» **What to work on**
Gather from the material every line that contains the string "historical".

» **Some records**
┌────────

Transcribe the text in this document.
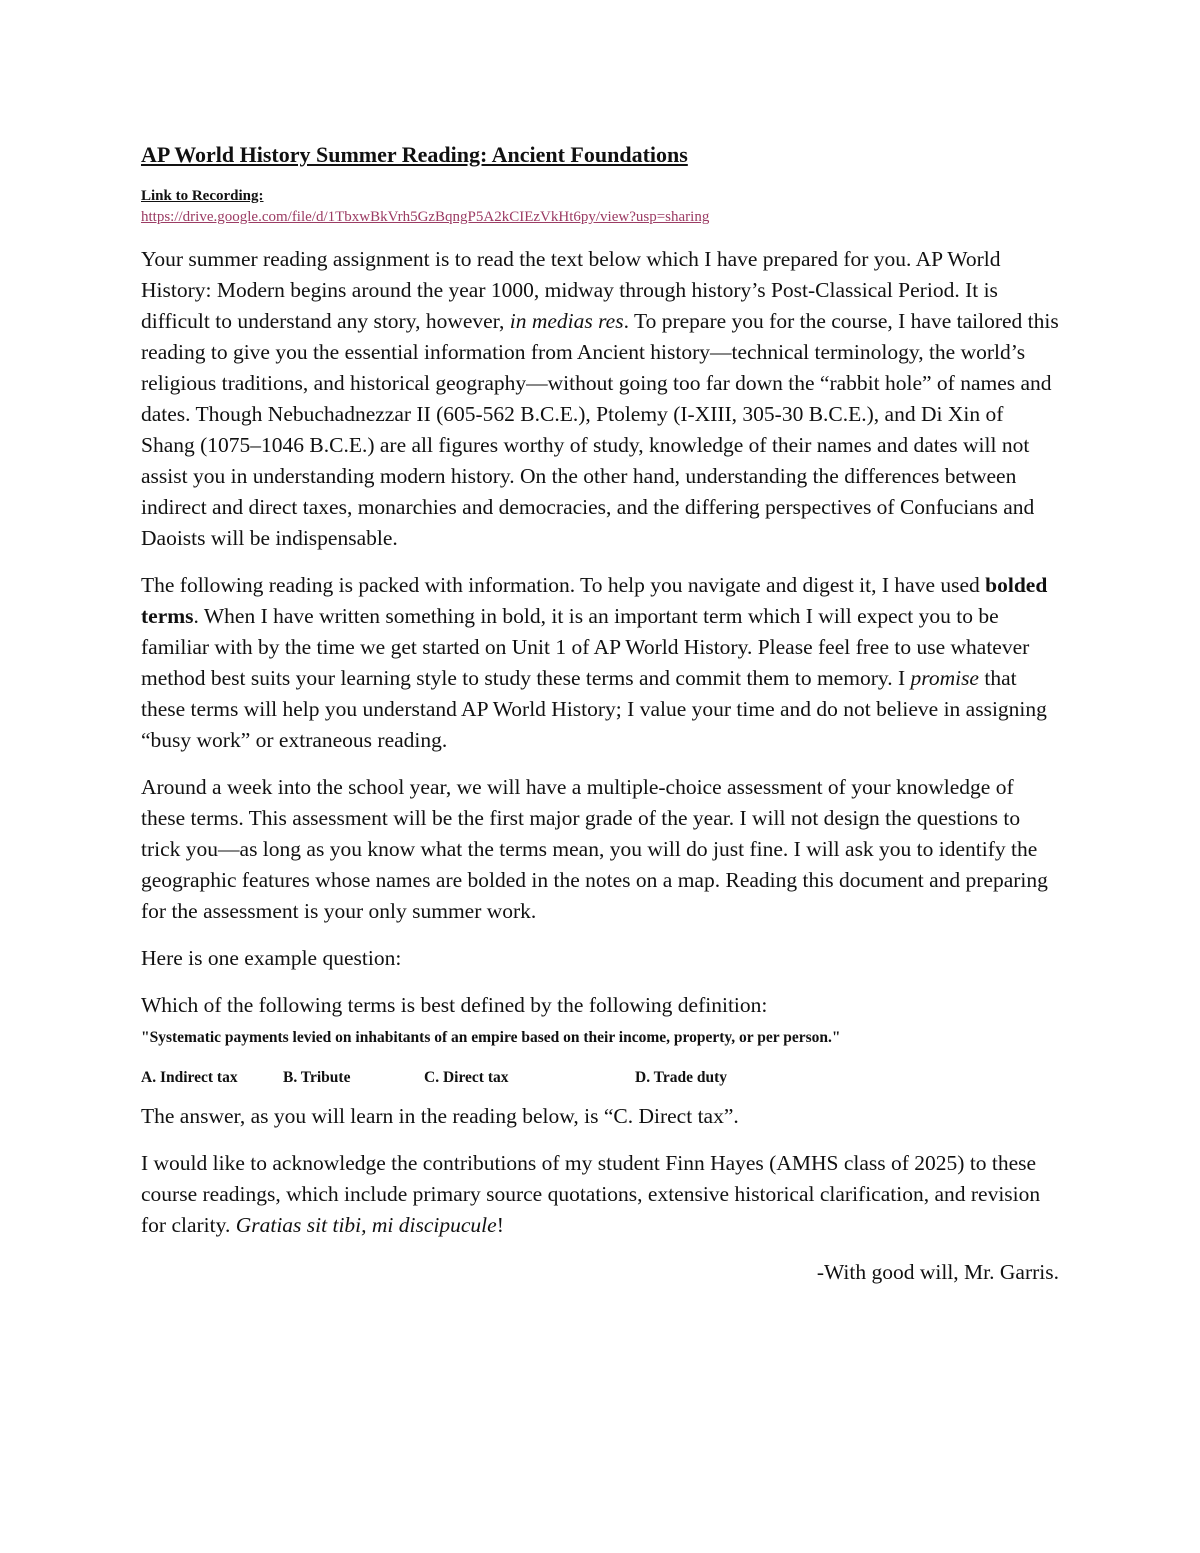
AP World History Summer Reading: Ancient Foundations
Link to Recording:
https://drive.google.com/file/d/1TbxwBkVrh5GzBqngP5A2kCIEzVkHt6py/view?usp=sharing

Your summer reading assignment is to read the text below which I have prepared for you. AP World History: Modern begins around the year 1000, midway through history’s Post-Classical Period. It is difficult to understand any story, however, in medias res. To prepare you for the course, I have tailored this reading to give you the essential information from Ancient history—technical terminology, the world’s religious traditions, and historical geography—without going too far down the “rabbit hole” of names and dates. Though Nebuchadnezzar II (605-562 B.C.E.), Ptolemy (I-XIII, 305-30 B.C.E.), and Di Xin of Shang (1075–1046 B.C.E.) are all figures worthy of study, knowledge of their names and dates will not assist you in understanding modern history. On the other hand, understanding the differences between indirect and direct taxes, monarchies and democracies, and the differing perspectives of Confucians and Daoists will be indispensable.

The following reading is packed with information. To help you navigate and digest it, I have used bolded terms. When I have written something in bold, it is an important term which I will expect you to be familiar with by the time we get started on Unit 1 of AP World History. Please feel free to use whatever method best suits your learning style to study these terms and commit them to memory. I promise that these terms will help you understand AP World History; I value your time and do not believe in assigning “busy work” or extraneous reading.

Around a week into the school year, we will have a multiple-choice assessment of your knowledge of these terms. This assessment will be the first major grade of the year. I will not design the questions to trick you—as long as you know what the terms mean, you will do just fine. I will ask you to identify the geographic features whose names are bolded in the notes on a map. Reading this document and preparing for the assessment is your only summer work.

Here is one example question:

Which of the following terms is best defined by the following definition:

"Systematic payments levied on inhabitants of an empire based on their income, property, or per person."
A. Indirect tax	B. Tribute	C. Direct tax	D. Trade duty

The answer, as you will learn in the reading below, is “C. Direct tax”.

I would like to acknowledge the contributions of my student Finn Hayes (AMHS class of 2025) to these course readings, which include primary source quotations, extensive historical clarification, and revision for clarity. Gratias sit tibi, mi discipucule!

-With good will, Mr. Garris.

└────────

» **Solution to this problem**
Your summer reading assignment is to read the text below which I have prepared for you. AP World History: Modern begins around the year 1000, midway through history’s Post-Classical Period. It is difficult to understand any story, however, in medias res. To prepare you for the course, I have tailored this reading to give you the essential information from Ancient history—technical terminology, the world’s religious traditions, and historical geography—without going too far down the “rabbit hole” of names and dates. Though Nebuchadnezzar II (605-562 B.C.E.), Ptolemy (I-XIII, 305-30 B.C.E.), and Di Xin of Shang (1075–1046 B.C.E.) are all figures worthy of study, knowledge of their names and dates will not assist you in understanding modern history. On the other hand, understanding the differences between indirect and direct taxes, monarchies and democracies, and the differing perspectives of Confucians and Daoists will be indispensable.
I would like to acknowledge the contributions of my student Finn Hayes (AMHS class of 2025) to these course readings, which include primary source quotations, extensive historical clarification, and revision for clarity. Gratias sit tibi, mi discipucule!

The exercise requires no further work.